> Task prompt
Below are entries. Pull out all lines containing "PLHIV".
BEGIN Excerpted data
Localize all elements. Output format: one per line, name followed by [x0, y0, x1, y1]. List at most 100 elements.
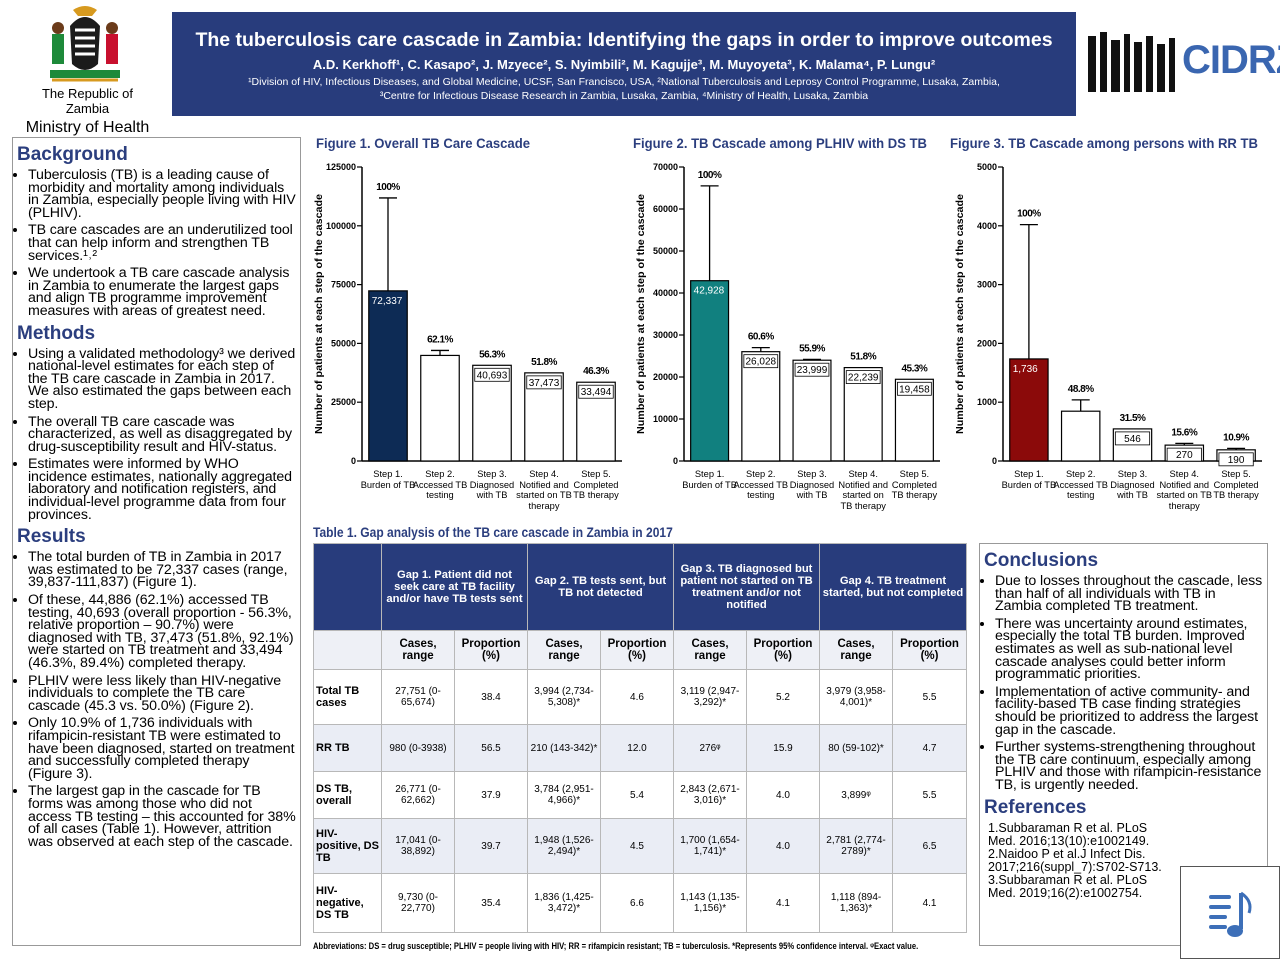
x-label-box: Step 5. Completed TB therapy [1213, 469, 1258, 500]
x-label-box: Step 2. Accessed TB testing [1053, 469, 1108, 500]
sub-header: Cases, range [527, 630, 601, 670]
x-tick-label: Step 3. Diagnosed with TB [1110, 469, 1155, 500]
row-label: HIV-positive, DS TB [313, 818, 382, 874]
chart-title: Figure 3. TB Cascade among persons with … [950, 135, 1258, 151]
row-label: HIV-negative, DS TB [313, 873, 382, 933]
value-label: 40,693 [477, 370, 508, 381]
cell: 15.9 [745, 724, 821, 772]
y-tick-label: 70000 [653, 162, 678, 172]
x-tick-label: Step 5. Completed TB therapy [891, 469, 938, 500]
sub-header: Cases, range [381, 630, 455, 670]
value-label-box [526, 375, 562, 390]
y-axis-label: Number of patients at each step of the c… [635, 194, 647, 434]
y-tick-label: 75000 [331, 280, 356, 290]
chart-title: Figure 2. TB Cascade among PLHIV with DS… [633, 135, 927, 151]
left-column: Background Tuberculosis (TB) is a leading… [12, 137, 301, 946]
percent-label: 100% [376, 182, 400, 193]
right-column: Conclusions Due to losses throughout the … [979, 543, 1268, 946]
x-tick-label: Step 4. Notified and started on TB thera… [516, 469, 572, 511]
x-tick-label: Step 1. Burden of TB [1001, 469, 1057, 490]
percent-label: 55.9% [799, 343, 825, 354]
x-label-box: Step 3. Diagnosed with TB [790, 469, 834, 500]
cell: 1,948 (1,526-2,494)* [527, 818, 601, 874]
error-bar [1019, 223, 1038, 359]
cell: 27,751 (0-65,674) [381, 669, 455, 725]
y-tick-label: 0 [673, 456, 678, 466]
bullet: The largest gap in the cascade for TB fo… [28, 784, 296, 849]
cell: 4.5 [600, 818, 674, 874]
bullet: Tuberculosis (TB) is a leading cause of … [28, 168, 296, 220]
bullet: Only 10.9% of 1,736 individuals with rif… [28, 716, 296, 781]
value-label: 190 [1228, 455, 1245, 466]
bullet-list: Tuberculosis (TB) is a leading cause of … [17, 168, 296, 318]
row-label: DS TB, overall [313, 771, 382, 819]
bullet: The overall TB care cascade was characte… [28, 414, 296, 453]
cell: 276ᵠ [673, 724, 747, 772]
y-tick-label: 30000 [653, 330, 678, 340]
group-header: Gap 1. Patient did not seek care at TB f… [381, 543, 528, 631]
group-header: Gap 4. TB treatment started, but not com… [819, 543, 968, 631]
percent-label: 62.1% [427, 334, 453, 345]
cell: 4.0 [745, 771, 821, 819]
y-tick-label: 100000 [326, 221, 356, 231]
x-label-box: Step 3. Diagnosed with TB [1110, 469, 1155, 500]
y-tick-label: 10000 [653, 414, 678, 424]
group-header: Gap 2. TB tests sent, but TB not detecte… [527, 543, 674, 631]
error-bar [700, 185, 719, 281]
value-label: 23,999 [797, 365, 828, 376]
cell: 4.1 [745, 873, 821, 933]
x-tick-label: Step 3. Diagnosed with TB [469, 469, 515, 500]
x-label-box: Step 1. Burden of TB [682, 469, 737, 490]
cell: 80 (59-102)* [819, 724, 894, 772]
bullet: Implementation of active community- and … [995, 685, 1263, 737]
bullet: PLHIV were less likely than HIV-negative… [28, 674, 296, 713]
cell: 1,700 (1,654-1,741)* [673, 818, 747, 874]
bullet-list: Using a validated methodology³ we derive… [17, 346, 296, 522]
sub-header: Cases, range [673, 630, 747, 670]
bullet: Estimates were informed by WHO incidence… [28, 457, 296, 522]
bar [420, 354, 460, 462]
percent-label: 48.8% [1068, 384, 1094, 395]
percent-label: 100% [698, 170, 722, 181]
sub-header: Proportion (%) [745, 630, 821, 670]
x-label-box: Step 2. Accessed TB testing [412, 469, 468, 500]
sub-header: Proportion (%) [600, 630, 674, 670]
cell: 980 (0-3938) [381, 724, 455, 772]
value-label-box [1114, 431, 1151, 446]
cell: 2,781 (2,774-2789)* [819, 818, 894, 874]
value-label-box [897, 381, 932, 396]
table-row: HIV-positive, DS TB 17,041 (0-38,892) 39.7… [313, 818, 968, 874]
cell: 5.2 [745, 669, 821, 725]
cell: 4.7 [892, 724, 968, 772]
y-tick-label: 1000 [977, 397, 997, 407]
chart-title: Figure 1. Overall TB Care Cascade [316, 135, 530, 151]
percent-label: 31.5% [1120, 413, 1146, 424]
cell: 3,994 (2,734-5,308)* [527, 669, 601, 725]
error-bar [1175, 442, 1194, 446]
media-icon[interactable] [1180, 866, 1280, 959]
table-footnote: Abbreviations: DS = drug susceptible; PL… [313, 941, 919, 951]
bullet: Of these, 44,886 (62.1%) accessed TB tes… [28, 593, 296, 670]
cell: 6.6 [600, 873, 674, 933]
cell: 2,843 (2,671-3,016)* [673, 771, 747, 819]
table-row: DS TB, overall 26,771 (0-62,662) 37.9 3,784… [313, 771, 968, 819]
cell: 17,041 (0-38,892) [381, 818, 455, 874]
value-label-box [578, 384, 614, 399]
bullet: TB care cascades are an underutilized to… [28, 223, 296, 262]
cell: 3,899ᵠ [819, 771, 894, 819]
bullet: We undertook a TB care cascade analysis … [28, 266, 296, 318]
cell: 5.5 [892, 669, 968, 725]
error-bar [1227, 447, 1246, 450]
value-label: 19,458 [899, 384, 930, 395]
percent-label: 51.8% [531, 357, 557, 368]
x-tick-label: Step 2. Accessed TB testing [412, 469, 468, 500]
charts: Figure 1. Overall TB Care Cascade Number … [313, 135, 1262, 511]
value-label-box [1166, 447, 1202, 462]
percent-label: 15.6% [1171, 427, 1197, 438]
section-heading: Background [17, 144, 128, 165]
x-tick-label: Step 5. Completed TB therapy [573, 469, 619, 500]
cell: 4.6 [600, 669, 674, 725]
bullet: Due to losses throughout the cascade, le… [995, 574, 1263, 613]
reference: 2.Naidoo P et al.J Infect Dis. 2017;216(… [988, 846, 1162, 874]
END Excerpted data
> Answer below
chart-title: Figure 2. TB Cascade among PLHIV with DS… [633, 135, 927, 151]
bullet: PLHIV were less likely than HIV-negative… [28, 674, 296, 713]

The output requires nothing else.